━━━ PROVIDED RECORDS
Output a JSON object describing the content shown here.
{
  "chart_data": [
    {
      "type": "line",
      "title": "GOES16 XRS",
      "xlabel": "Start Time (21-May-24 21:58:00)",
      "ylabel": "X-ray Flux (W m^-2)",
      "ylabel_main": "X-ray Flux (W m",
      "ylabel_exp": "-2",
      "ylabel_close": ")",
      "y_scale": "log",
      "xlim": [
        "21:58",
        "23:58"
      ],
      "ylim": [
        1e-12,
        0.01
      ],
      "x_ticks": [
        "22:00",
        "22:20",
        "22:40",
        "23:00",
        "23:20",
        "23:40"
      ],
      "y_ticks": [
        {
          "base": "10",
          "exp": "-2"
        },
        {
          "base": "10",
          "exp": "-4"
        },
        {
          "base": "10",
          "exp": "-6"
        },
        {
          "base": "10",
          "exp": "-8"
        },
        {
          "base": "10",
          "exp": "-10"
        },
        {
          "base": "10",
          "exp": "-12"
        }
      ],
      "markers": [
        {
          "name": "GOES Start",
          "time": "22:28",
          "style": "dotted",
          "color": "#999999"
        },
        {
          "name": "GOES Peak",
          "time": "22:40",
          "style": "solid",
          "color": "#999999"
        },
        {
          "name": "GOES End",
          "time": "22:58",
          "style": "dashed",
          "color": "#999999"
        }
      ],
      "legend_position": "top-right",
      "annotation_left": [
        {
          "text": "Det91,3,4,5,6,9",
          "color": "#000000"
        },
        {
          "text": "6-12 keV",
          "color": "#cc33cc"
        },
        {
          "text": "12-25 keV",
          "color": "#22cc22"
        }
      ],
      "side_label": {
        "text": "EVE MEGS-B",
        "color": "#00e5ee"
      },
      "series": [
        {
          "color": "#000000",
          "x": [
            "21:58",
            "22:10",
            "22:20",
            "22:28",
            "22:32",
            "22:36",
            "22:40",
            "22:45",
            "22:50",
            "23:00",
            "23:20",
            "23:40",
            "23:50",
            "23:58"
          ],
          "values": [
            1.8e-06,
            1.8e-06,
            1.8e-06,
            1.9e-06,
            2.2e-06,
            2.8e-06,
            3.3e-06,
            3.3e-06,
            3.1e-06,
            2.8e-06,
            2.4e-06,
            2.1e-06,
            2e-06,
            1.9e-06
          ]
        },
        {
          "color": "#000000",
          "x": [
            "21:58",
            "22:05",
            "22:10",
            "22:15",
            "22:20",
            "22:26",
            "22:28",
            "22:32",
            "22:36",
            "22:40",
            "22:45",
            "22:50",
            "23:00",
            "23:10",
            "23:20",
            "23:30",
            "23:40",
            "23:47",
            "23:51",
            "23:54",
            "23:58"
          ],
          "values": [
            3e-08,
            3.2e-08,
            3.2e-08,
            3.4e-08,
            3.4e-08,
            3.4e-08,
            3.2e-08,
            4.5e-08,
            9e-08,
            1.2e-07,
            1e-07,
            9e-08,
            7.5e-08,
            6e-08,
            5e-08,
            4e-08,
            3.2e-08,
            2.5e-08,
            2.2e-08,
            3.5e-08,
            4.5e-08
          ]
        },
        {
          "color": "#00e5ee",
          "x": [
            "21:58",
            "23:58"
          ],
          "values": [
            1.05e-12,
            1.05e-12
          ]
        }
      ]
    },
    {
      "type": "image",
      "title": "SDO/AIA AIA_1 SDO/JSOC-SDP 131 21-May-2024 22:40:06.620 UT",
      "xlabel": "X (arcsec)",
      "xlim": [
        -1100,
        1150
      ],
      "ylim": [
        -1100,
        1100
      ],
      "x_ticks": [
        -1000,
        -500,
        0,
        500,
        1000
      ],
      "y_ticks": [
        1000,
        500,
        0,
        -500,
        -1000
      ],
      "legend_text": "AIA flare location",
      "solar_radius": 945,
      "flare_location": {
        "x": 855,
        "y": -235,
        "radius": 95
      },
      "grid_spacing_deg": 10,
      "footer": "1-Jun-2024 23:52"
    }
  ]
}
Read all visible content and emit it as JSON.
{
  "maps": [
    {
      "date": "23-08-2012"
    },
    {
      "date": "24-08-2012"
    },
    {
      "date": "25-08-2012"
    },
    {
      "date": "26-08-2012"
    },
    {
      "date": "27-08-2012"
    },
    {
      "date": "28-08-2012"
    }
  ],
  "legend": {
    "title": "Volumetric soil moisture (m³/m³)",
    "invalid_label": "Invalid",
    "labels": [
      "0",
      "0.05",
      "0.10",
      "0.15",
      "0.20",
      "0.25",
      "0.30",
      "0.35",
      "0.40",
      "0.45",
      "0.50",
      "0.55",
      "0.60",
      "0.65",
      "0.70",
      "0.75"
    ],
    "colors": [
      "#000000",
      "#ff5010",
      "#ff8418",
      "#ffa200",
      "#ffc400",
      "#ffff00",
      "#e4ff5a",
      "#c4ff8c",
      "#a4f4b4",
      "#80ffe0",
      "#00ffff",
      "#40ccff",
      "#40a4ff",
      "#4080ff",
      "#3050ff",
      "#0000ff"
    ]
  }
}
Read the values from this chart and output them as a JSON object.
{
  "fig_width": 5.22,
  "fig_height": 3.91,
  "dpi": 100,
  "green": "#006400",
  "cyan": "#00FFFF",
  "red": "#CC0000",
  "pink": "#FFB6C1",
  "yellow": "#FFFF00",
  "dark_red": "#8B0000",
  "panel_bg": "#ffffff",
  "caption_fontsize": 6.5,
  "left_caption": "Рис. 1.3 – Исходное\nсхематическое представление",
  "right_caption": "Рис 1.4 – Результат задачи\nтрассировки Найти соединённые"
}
━━━━━━
- _WHAT THIS TASK INVOLVES_: Locate "Read the values" in the material, then quote the line that contains it and all lines after it through the final one.

- _ANSWER FOR THE TASK_:
Read the values from this chart and output them as a JSON object.
{
  "fig_width": 5.22,
  "fig_height": 3.91,
  "dpi": 100,
  "green": "#006400",
  "cyan": "#00FFFF",
  "red": "#CC0000",
  "pink": "#FFB6C1",
  "yellow": "#FFFF00",
  "dark_red": "#8B0000",
  "panel_bg": "#ffffff",
  "caption_fontsize": 6.5,
  "left_caption": "Рис. 1.3 – Исходное\nсхематическое представление",
  "right_caption": "Рис 1.4 – Результат задачи\nтрассировки Найти соединённые"
}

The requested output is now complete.